* [The exercise] Find every line with "horaire" in it, then report how many there are and nothing more.

* [Input]
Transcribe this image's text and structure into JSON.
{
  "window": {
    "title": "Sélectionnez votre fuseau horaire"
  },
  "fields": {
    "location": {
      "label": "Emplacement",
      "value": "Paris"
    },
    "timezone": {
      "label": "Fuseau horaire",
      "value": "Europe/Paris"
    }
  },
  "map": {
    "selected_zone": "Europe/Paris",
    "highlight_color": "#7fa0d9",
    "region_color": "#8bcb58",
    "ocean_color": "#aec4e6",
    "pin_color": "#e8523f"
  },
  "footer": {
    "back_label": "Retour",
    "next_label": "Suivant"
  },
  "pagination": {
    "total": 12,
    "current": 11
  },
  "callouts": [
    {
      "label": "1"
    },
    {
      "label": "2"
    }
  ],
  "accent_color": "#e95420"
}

* [Exercise output] 2